__TASK DATA__.
* * * * * * *

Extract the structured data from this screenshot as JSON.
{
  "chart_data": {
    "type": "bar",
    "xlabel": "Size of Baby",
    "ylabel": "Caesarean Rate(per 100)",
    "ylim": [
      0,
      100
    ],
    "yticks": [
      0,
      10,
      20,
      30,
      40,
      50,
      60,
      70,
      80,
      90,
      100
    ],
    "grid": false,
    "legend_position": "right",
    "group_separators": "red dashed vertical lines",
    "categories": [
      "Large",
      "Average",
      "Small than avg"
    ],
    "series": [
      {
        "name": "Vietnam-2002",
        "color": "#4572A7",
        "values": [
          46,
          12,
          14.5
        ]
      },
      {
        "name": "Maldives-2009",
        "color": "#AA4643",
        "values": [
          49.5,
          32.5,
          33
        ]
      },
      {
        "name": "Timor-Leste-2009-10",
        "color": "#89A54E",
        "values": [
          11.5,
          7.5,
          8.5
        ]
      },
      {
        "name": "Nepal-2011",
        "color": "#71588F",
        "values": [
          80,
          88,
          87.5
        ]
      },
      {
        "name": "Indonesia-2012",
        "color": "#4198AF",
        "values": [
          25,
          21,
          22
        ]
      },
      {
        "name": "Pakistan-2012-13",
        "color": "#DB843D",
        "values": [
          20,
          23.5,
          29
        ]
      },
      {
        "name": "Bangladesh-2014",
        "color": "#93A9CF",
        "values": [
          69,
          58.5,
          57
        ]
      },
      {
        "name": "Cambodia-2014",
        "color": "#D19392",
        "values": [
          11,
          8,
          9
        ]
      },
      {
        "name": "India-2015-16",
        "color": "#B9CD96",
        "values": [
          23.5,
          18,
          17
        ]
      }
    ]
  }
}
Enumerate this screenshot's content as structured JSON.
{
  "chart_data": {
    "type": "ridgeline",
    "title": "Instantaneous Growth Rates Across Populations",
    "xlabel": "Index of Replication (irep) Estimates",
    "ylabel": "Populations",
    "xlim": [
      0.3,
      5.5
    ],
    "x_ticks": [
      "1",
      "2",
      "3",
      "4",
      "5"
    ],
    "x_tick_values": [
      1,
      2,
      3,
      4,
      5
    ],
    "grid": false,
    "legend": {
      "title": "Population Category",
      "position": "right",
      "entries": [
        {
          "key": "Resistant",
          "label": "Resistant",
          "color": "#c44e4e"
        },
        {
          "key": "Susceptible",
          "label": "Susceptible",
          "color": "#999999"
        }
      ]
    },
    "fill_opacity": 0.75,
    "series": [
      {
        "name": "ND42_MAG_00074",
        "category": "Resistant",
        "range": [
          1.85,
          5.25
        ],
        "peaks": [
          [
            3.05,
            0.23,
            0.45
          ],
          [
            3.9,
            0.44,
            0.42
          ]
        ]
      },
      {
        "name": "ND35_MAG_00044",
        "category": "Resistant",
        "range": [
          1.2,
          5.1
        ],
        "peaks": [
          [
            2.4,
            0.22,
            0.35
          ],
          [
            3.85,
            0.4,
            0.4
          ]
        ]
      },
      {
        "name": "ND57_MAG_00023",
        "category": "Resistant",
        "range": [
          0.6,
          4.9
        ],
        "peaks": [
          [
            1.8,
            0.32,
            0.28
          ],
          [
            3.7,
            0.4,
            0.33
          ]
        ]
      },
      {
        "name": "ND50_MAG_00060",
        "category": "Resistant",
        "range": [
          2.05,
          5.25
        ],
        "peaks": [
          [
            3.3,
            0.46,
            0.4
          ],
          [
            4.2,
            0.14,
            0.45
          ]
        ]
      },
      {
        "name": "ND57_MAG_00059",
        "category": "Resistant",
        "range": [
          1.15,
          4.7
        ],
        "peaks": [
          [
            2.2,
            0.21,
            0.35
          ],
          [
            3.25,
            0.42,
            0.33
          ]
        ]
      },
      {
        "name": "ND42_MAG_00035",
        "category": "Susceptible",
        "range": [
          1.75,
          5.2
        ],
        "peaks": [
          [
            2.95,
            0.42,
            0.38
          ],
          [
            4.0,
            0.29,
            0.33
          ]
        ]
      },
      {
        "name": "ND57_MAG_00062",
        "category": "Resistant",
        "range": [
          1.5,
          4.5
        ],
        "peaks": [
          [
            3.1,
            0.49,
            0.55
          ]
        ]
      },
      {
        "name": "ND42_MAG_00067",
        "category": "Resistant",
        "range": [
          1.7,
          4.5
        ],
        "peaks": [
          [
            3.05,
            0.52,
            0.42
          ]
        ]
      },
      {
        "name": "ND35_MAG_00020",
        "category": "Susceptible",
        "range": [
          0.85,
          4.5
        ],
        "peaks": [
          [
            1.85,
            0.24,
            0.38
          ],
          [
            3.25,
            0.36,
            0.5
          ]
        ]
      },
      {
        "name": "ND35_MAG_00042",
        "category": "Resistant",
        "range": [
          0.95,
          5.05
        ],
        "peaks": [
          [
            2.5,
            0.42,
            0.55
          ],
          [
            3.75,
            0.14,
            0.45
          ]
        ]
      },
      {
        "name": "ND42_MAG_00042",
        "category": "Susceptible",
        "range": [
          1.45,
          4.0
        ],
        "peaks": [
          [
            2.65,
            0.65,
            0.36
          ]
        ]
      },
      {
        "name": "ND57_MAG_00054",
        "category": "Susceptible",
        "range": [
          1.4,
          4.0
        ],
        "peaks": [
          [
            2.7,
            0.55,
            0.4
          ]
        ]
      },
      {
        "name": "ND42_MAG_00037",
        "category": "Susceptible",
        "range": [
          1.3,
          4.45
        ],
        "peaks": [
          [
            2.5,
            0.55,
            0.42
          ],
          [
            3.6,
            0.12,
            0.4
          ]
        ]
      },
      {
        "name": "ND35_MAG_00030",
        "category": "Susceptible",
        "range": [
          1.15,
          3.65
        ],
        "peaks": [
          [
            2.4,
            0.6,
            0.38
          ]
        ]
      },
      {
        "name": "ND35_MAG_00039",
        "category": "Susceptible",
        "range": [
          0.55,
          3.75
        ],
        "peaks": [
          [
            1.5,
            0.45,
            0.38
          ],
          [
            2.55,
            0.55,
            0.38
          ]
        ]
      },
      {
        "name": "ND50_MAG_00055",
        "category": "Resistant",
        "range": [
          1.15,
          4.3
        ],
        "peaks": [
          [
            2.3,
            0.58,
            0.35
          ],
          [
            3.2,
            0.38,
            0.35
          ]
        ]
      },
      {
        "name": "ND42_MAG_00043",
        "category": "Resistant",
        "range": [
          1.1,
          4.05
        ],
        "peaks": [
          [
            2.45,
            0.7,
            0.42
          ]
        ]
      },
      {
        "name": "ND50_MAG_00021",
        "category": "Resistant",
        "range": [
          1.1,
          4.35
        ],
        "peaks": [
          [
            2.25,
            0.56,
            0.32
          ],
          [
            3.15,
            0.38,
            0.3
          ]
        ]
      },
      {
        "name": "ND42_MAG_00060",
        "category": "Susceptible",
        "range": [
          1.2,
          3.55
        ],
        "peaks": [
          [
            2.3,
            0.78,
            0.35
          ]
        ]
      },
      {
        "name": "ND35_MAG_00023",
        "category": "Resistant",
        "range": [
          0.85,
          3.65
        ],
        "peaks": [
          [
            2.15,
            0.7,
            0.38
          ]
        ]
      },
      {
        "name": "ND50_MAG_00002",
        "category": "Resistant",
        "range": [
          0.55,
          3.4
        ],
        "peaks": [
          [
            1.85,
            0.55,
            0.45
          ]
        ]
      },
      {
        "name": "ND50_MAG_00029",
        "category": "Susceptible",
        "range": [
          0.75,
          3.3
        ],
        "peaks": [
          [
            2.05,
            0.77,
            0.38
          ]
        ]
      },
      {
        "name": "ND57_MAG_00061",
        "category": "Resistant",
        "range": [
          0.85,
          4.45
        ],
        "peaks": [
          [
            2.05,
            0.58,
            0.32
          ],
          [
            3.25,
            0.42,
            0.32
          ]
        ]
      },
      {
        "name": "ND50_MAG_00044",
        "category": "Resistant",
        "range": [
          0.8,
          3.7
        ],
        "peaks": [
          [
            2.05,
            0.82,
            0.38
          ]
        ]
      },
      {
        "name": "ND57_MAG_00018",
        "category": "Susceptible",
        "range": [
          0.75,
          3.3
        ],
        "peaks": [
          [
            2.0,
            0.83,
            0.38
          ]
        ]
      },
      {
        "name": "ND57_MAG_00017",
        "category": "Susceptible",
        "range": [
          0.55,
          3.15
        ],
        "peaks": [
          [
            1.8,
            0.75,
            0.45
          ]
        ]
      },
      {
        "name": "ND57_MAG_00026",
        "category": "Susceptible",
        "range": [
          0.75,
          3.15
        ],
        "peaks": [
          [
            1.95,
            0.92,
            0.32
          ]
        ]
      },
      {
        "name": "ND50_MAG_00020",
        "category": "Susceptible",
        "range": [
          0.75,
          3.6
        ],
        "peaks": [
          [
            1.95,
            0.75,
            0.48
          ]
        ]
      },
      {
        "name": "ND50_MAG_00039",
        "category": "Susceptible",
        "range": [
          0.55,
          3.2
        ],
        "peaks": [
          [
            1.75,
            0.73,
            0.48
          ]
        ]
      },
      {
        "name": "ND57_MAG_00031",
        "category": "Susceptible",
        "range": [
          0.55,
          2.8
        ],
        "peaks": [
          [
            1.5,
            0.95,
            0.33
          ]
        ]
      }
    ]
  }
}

* * * * * * *

__YOUR GOAL__.
Using the records above, gather all lines where the string "structured" is present.

__ANSWER__.
Extract the structured data from this screenshot as JSON.
Enumerate this screenshot's content as structured JSON.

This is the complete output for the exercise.